Write the listing out again, all of it, word for word.

++++ Records to process

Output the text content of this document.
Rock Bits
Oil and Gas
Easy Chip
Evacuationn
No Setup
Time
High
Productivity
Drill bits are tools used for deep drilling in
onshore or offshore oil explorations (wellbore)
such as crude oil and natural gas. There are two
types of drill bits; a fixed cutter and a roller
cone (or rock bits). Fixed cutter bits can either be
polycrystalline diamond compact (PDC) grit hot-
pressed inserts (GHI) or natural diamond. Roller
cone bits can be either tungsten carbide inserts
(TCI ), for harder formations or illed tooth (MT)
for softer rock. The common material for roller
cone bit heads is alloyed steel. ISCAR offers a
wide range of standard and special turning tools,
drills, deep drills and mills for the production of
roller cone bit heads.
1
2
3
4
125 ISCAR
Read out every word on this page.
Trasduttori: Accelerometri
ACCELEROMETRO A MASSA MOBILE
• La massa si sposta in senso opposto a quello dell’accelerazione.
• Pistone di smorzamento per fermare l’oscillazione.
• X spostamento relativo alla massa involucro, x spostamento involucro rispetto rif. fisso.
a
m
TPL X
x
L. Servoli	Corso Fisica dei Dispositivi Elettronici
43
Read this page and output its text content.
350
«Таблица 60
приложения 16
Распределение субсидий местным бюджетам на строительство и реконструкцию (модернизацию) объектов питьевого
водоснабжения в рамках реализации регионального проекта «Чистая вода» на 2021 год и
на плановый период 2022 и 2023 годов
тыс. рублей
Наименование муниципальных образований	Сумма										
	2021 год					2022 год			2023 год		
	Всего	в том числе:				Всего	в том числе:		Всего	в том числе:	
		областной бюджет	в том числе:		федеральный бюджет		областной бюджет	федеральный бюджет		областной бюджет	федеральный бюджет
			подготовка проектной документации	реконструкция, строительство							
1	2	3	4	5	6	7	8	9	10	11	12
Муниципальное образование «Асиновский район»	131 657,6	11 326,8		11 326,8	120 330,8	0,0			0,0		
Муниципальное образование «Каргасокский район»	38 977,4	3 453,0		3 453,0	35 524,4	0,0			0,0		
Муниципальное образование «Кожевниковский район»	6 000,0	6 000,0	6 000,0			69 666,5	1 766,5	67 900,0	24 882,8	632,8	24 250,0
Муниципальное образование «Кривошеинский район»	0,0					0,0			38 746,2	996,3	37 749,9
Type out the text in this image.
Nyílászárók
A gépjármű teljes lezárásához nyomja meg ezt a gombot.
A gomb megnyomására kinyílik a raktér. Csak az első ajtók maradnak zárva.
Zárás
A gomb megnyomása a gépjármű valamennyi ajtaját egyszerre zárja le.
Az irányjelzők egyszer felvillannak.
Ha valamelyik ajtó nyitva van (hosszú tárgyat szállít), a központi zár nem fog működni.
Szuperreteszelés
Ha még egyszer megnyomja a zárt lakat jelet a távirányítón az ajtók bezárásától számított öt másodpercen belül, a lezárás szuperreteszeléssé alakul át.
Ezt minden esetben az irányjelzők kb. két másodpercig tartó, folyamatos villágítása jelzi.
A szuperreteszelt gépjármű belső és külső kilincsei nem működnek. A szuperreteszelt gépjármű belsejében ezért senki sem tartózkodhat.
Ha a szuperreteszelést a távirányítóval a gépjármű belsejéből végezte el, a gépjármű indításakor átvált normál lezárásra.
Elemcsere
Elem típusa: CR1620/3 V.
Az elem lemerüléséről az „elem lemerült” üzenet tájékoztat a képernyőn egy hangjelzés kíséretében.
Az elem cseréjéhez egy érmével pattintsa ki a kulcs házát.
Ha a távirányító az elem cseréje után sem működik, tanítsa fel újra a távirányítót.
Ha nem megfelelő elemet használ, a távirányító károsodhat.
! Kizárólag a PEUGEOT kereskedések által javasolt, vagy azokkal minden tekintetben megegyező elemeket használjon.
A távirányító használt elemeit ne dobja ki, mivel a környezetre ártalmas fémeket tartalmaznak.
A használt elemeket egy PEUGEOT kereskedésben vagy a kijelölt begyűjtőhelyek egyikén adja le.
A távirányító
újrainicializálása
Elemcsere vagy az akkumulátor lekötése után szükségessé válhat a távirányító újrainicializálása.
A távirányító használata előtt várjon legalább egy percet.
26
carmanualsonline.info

++++++++

**Solution to this problem:**
Output the text content of this document.
Rock Bits
Oil and Gas
Easy Chip
Evacuationn
No Setup
Time
High
Productivity
Drill bits are tools used for deep drilling in
onshore or offshore oil explorations (wellbore)
such as crude oil and natural gas. There are two
types of drill bits; a fixed cutter and a roller
cone (or rock bits). Fixed cutter bits can either be
polycrystalline diamond compact (PDC) grit hot-
pressed inserts (GHI) or natural diamond. Roller
cone bits can be either tungsten carbide inserts
(TCI ), for harder formations or illed tooth (MT)
for softer rock. The common material for roller
cone bit heads is alloyed steel. ISCAR offers a
wide range of standard and special turning tools,
drills, deep drills and mills for the production of
roller cone bit heads.
1
2
3
4
125 ISCAR
Read out every word on this page.
Trasduttori: Accelerometri
ACCELEROMETRO A MASSA MOBILE
• La massa si sposta in senso opposto a quello dell’accelerazione.
• Pistone di smorzamento per fermare l’oscillazione.
• X spostamento relativo alla massa involucro, x spostamento involucro rispetto rif. fisso.
a
m
TPL X
x
L. Servoli	Corso Fisica dei Dispositivi Elettronici
43
Read this page and output its text content.
350
«Таблица 60
приложения 16
Распределение субсидий местным бюджетам на строительство и реконструкцию (модернизацию) объектов питьевого
водоснабжения в рамках реализации регионального проекта «Чистая вода» на 2021 год и
на плановый период 2022 и 2023 годов
тыс. рублей
Наименование муниципальных образований	Сумма										
	2021 год					2022 год			2023 год		
	Всего	в том числе:				Всего	в том числе:		Всего	в том числе:	
		областной бюджет	в том числе:		федеральный бюджет		областной бюджет	федеральный бюджет		областной бюджет	федеральный бюджет
			подготовка проектной документации	реконструкция, строительство							
1	2	3	4	5	6	7	8	9	10	11	12
Муниципальное образование «Асиновский район»	131 657,6	11 326,8		11 326,8	120 330,8	0,0			0,0		
Муниципальное образование «Каргасокский район»	38 977,4	3 453,0		3 453,0	35 524,4	0,0			0,0		
Муниципальное образование «Кожевниковский район»	6 000,0	6 000,0	6 000,0			69 666,5	1 766,5	67 900,0	24 882,8	632,8	24 250,0
Муниципальное образование «Кривошеинский район»	0,0					0,0			38 746,2	996,3	37 749,9
Type out the text in this image.
Nyílászárók
A gépjármű teljes lezárásához nyomja meg ezt a gombot.
A gomb megnyomására kinyílik a raktér. Csak az első ajtók maradnak zárva.
Zárás
A gomb megnyomása a gépjármű valamennyi ajtaját egyszerre zárja le.
Az irányjelzők egyszer felvillannak.
Ha valamelyik ajtó nyitva van (hosszú tárgyat szállít), a központi zár nem fog működni.
Szuperreteszelés
Ha még egyszer megnyomja a zárt lakat jelet a távirányítón az ajtók bezárásától számított öt másodpercen belül, a lezárás szuperreteszeléssé alakul át.
Ezt minden esetben az irányjelzők kb. két másodpercig tartó, folyamatos villágítása jelzi.
A szuperreteszelt gépjármű belső és külső kilincsei nem működnek. A szuperreteszelt gépjármű belsejében ezért senki sem tartózkodhat.
Ha a szuperreteszelést a távirányítóval a gépjármű belsejéből végezte el, a gépjármű indításakor átvált normál lezárásra.
Elemcsere
Elem típusa: CR1620/3 V.
Az elem lemerüléséről az „elem lemerült” üzenet tájékoztat a képernyőn egy hangjelzés kíséretében.
Az elem cseréjéhez egy érmével pattintsa ki a kulcs házát.
Ha a távirányító az elem cseréje után sem működik, tanítsa fel újra a távirányítót.
Ha nem megfelelő elemet használ, a távirányító károsodhat.
! Kizárólag a PEUGEOT kereskedések által javasolt, vagy azokkal minden tekintetben megegyező elemeket használjon.
A távirányító használt elemeit ne dobja ki, mivel a környezetre ártalmas fémeket tartalmaznak.
A használt elemeket egy PEUGEOT kereskedésben vagy a kijelölt begyűjtőhelyek egyikén adja le.
A távirányító
újrainicializálása
Elemcsere vagy az akkumulátor lekötése után szükségessé válhat a távirányító újrainicializálása.
A távirányító használata előtt várjon legalább egy percet.
26
carmanualsonline.info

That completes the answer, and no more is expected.